**RECORDS TO USE:**
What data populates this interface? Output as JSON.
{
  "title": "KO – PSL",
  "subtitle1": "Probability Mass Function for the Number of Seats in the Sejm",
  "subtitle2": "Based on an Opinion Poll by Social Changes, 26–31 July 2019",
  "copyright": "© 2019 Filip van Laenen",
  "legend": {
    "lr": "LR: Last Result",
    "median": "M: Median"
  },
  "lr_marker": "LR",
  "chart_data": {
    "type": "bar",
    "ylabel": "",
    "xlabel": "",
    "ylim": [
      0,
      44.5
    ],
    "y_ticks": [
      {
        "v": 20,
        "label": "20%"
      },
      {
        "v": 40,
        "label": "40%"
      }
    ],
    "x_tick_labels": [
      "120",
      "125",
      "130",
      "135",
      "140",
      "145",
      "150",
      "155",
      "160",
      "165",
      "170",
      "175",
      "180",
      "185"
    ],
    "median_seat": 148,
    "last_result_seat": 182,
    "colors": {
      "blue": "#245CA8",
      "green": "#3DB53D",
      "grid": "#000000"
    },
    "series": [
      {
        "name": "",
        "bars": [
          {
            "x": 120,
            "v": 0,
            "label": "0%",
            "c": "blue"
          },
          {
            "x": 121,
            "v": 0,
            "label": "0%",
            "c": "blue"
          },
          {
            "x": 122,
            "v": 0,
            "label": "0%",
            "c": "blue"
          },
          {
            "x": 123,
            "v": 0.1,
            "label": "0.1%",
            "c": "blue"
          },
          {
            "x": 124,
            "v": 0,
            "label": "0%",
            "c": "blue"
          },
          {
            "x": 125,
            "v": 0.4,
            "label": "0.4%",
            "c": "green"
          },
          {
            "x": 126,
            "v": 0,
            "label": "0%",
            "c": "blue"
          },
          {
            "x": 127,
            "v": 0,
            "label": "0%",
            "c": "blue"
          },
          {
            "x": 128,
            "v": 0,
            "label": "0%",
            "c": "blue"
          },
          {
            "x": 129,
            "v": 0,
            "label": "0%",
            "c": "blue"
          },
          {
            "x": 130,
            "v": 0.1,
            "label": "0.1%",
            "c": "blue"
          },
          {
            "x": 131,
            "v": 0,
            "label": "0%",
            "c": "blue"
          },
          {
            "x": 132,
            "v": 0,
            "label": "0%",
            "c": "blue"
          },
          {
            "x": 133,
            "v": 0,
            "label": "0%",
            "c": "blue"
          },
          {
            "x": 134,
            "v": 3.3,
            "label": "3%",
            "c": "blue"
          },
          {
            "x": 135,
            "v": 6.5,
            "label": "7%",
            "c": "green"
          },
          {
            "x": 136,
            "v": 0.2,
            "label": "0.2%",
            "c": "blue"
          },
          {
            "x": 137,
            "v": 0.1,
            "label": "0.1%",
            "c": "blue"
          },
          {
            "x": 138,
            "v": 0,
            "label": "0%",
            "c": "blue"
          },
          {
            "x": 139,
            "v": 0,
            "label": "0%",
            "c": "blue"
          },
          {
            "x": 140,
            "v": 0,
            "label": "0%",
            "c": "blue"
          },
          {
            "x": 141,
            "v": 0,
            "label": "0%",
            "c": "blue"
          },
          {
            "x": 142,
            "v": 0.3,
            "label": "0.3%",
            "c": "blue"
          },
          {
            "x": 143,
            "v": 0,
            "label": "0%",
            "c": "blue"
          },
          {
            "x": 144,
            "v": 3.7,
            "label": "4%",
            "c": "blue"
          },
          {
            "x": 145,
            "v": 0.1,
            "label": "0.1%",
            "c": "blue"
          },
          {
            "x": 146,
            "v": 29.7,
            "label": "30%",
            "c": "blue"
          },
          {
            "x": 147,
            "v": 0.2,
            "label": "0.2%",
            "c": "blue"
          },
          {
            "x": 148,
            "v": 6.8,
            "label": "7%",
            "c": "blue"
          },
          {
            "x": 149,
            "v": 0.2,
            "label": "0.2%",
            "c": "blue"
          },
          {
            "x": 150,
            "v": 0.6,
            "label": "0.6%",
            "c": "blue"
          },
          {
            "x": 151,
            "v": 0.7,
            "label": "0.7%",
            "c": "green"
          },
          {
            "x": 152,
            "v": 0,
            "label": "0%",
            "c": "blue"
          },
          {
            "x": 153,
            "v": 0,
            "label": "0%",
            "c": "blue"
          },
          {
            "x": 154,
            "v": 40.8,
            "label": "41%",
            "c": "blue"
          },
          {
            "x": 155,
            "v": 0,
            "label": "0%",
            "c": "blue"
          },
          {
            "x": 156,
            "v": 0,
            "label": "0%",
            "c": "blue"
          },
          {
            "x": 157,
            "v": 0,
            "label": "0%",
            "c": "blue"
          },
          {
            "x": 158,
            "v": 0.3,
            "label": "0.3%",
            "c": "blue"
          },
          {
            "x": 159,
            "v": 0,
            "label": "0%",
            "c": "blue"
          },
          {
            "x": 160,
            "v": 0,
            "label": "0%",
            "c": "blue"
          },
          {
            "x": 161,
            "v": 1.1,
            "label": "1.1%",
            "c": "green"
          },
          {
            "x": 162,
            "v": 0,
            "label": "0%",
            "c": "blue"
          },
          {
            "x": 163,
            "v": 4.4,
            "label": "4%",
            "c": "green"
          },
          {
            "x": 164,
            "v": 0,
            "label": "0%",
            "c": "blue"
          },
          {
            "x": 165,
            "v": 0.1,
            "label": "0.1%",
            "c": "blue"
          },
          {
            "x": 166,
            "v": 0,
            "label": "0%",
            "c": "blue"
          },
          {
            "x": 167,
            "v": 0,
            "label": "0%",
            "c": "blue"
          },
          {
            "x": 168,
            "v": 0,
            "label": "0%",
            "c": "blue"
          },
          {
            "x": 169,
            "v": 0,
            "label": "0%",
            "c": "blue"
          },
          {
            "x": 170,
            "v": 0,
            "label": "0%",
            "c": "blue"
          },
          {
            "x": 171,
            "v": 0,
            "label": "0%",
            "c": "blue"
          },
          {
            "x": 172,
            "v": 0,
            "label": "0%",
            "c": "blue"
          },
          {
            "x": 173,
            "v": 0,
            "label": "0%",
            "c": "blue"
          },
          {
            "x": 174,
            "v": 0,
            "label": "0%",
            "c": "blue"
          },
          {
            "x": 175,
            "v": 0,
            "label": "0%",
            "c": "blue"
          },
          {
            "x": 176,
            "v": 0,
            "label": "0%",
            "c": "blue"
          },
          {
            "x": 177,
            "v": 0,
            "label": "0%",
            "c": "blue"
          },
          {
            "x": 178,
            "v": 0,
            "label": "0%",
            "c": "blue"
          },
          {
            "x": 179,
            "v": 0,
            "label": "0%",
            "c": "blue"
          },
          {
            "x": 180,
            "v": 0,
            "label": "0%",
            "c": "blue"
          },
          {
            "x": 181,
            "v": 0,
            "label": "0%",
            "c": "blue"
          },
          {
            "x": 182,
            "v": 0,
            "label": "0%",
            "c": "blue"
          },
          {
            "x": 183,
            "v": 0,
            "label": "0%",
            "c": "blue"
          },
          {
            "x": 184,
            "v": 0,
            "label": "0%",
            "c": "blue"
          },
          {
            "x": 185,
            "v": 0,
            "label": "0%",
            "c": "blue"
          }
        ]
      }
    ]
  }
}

**DIRECTIVE:**
Take the records above and return them exactly as written.

**EXPECTED ANSWER:**
What data populates this interface? Output as JSON.
{
  "title": "KO – PSL",
  "subtitle1": "Probability Mass Function for the Number of Seats in the Sejm",
  "subtitle2": "Based on an Opinion Poll by Social Changes, 26–31 July 2019",
  "copyright": "© 2019 Filip van Laenen",
  "legend": {
    "lr": "LR: Last Result",
    "median": "M: Median"
  },
  "lr_marker": "LR",
  "chart_data": {
    "type": "bar",
    "ylabel": "",
    "xlabel": "",
    "ylim": [
      0,
      44.5
    ],
    "y_ticks": [
      {
        "v": 20,
        "label": "20%"
      },
      {
        "v": 40,
        "label": "40%"
      }
    ],
    "x_tick_labels": [
      "120",
      "125",
      "130",
      "135",
      "140",
      "145",
      "150",
      "155",
      "160",
      "165",
      "170",
      "175",
      "180",
      "185"
    ],
    "median_seat": 148,
    "last_result_seat": 182,
    "colors": {
      "blue": "#245CA8",
      "green": "#3DB53D",
      "grid": "#000000"
    },
    "series": [
      {
        "name": "",
        "bars": [
          {
            "x": 120,
            "v": 0,
            "label": "0%",
            "c": "blue"
          },
          {
            "x": 121,
            "v": 0,
            "label": "0%",
            "c": "blue"
          },
          {
            "x": 122,
            "v": 0,
            "label": "0%",
            "c": "blue"
          },
          {
            "x": 123,
            "v": 0.1,
            "label": "0.1%",
            "c": "blue"
          },
          {
            "x": 124,
            "v": 0,
            "label": "0%",
            "c": "blue"
          },
          {
            "x": 125,
            "v": 0.4,
            "label": "0.4%",
            "c": "green"
          },
          {
            "x": 126,
            "v": 0,
            "label": "0%",
            "c": "blue"
          },
          {
            "x": 127,
            "v": 0,
            "label": "0%",
            "c": "blue"
          },
          {
            "x": 128,
            "v": 0,
            "label": "0%",
            "c": "blue"
          },
          {
            "x": 129,
            "v": 0,
            "label": "0%",
            "c": "blue"
          },
          {
            "x": 130,
            "v": 0.1,
            "label": "0.1%",
            "c": "blue"
          },
          {
            "x": 131,
            "v": 0,
            "label": "0%",
            "c": "blue"
          },
          {
            "x": 132,
            "v": 0,
            "label": "0%",
            "c": "blue"
          },
          {
            "x": 133,
            "v": 0,
            "label": "0%",
            "c": "blue"
          },
          {
            "x": 134,
            "v": 3.3,
            "label": "3%",
            "c": "blue"
          },
          {
            "x": 135,
            "v": 6.5,
            "label": "7%",
            "c": "green"
          },
          {
            "x": 136,
            "v": 0.2,
            "label": "0.2%",
            "c": "blue"
          },
          {
            "x": 137,
            "v": 0.1,
            "label": "0.1%",
            "c": "blue"
          },
          {
            "x": 138,
            "v": 0,
            "label": "0%",
            "c": "blue"
          },
          {
            "x": 139,
            "v": 0,
            "label": "0%",
            "c": "blue"
          },
          {
            "x": 140,
            "v": 0,
            "label": "0%",
            "c": "blue"
          },
          {
            "x": 141,
            "v": 0,
            "label": "0%",
            "c": "blue"
          },
          {
            "x": 142,
            "v": 0.3,
            "label": "0.3%",
            "c": "blue"
          },
          {
            "x": 143,
            "v": 0,
            "label": "0%",
            "c": "blue"
          },
          {
            "x": 144,
            "v": 3.7,
            "label": "4%",
            "c": "blue"
          },
          {
            "x": 145,
            "v": 0.1,
            "label": "0.1%",
            "c": "blue"
          },
          {
            "x": 146,
            "v": 29.7,
            "label": "30%",
            "c": "blue"
          },
          {
            "x": 147,
            "v": 0.2,
            "label": "0.2%",
            "c": "blue"
          },
          {
            "x": 148,
            "v": 6.8,
            "label": "7%",
            "c": "blue"
          },
          {
            "x": 149,
            "v": 0.2,
            "label": "0.2%",
            "c": "blue"
          },
          {
            "x": 150,
            "v": 0.6,
            "label": "0.6%",
            "c": "blue"
          },
          {
            "x": 151,
            "v": 0.7,
            "label": "0.7%",
            "c": "green"
          },
          {
            "x": 152,
            "v": 0,
            "label": "0%",
            "c": "blue"
          },
          {
            "x": 153,
            "v": 0,
            "label": "0%",
            "c": "blue"
          },
          {
            "x": 154,
            "v": 40.8,
            "label": "41%",
            "c": "blue"
          },
          {
            "x": 155,
            "v": 0,
            "label": "0%",
            "c": "blue"
          },
          {
            "x": 156,
            "v": 0,
            "label": "0%",
            "c": "blue"
          },
          {
            "x": 157,
            "v": 0,
            "label": "0%",
            "c": "blue"
          },
          {
            "x": 158,
            "v": 0.3,
            "label": "0.3%",
            "c": "blue"
          },
          {
            "x": 159,
            "v": 0,
            "label": "0%",
            "c": "blue"
          },
          {
            "x": 160,
            "v": 0,
            "label": "0%",
            "c": "blue"
          },
          {
            "x": 161,
            "v": 1.1,
            "label": "1.1%",
            "c": "green"
          },
          {
            "x": 162,
            "v": 0,
            "label": "0%",
            "c": "blue"
          },
          {
            "x": 163,
            "v": 4.4,
            "label": "4%",
            "c": "green"
          },
          {
            "x": 164,
            "v": 0,
            "label": "0%",
            "c": "blue"
          },
          {
            "x": 165,
            "v": 0.1,
            "label": "0.1%",
            "c": "blue"
          },
          {
            "x": 166,
            "v": 0,
            "label": "0%",
            "c": "blue"
          },
          {
            "x": 167,
            "v": 0,
            "label": "0%",
            "c": "blue"
          },
          {
            "x": 168,
            "v": 0,
            "label": "0%",
            "c": "blue"
          },
          {
            "x": 169,
            "v": 0,
            "label": "0%",
            "c": "blue"
          },
          {
            "x": 170,
            "v": 0,
            "label": "0%",
            "c": "blue"
          },
          {
            "x": 171,
            "v": 0,
            "label": "0%",
            "c": "blue"
          },
          {
            "x": 172,
            "v": 0,
            "label": "0%",
            "c": "blue"
          },
          {
            "x": 173,
            "v": 0,
            "label": "0%",
            "c": "blue"
          },
          {
            "x": 174,
            "v": 0,
            "label": "0%",
            "c": "blue"
          },
          {
            "x": 175,
            "v": 0,
            "label": "0%",
            "c": "blue"
          },
          {
            "x": 176,
            "v": 0,
            "label": "0%",
            "c": "blue"
          },
          {
            "x": 177,
            "v": 0,
            "label": "0%",
            "c": "blue"
          },
          {
            "x": 178,
            "v": 0,
            "label": "0%",
            "c": "blue"
          },
          {
            "x": 179,
            "v": 0,
            "label": "0%",
            "c": "blue"
          },
          {
            "x": 180,
            "v": 0,
            "label": "0%",
            "c": "blue"
          },
          {
            "x": 181,
            "v": 0,
            "label": "0%",
            "c": "blue"
          },
          {
            "x": 182,
            "v": 0,
            "label": "0%",
            "c": "blue"
          },
          {
            "x": 183,
            "v": 0,
            "label": "0%",
            "c": "blue"
          },
          {
            "x": 184,
            "v": 0,
            "label": "0%",
            "c": "blue"
          },
          {
            "x": 185,
            "v": 0,
            "label": "0%",
            "c": "blue"
          }
        ]
      }
    ]
  }
}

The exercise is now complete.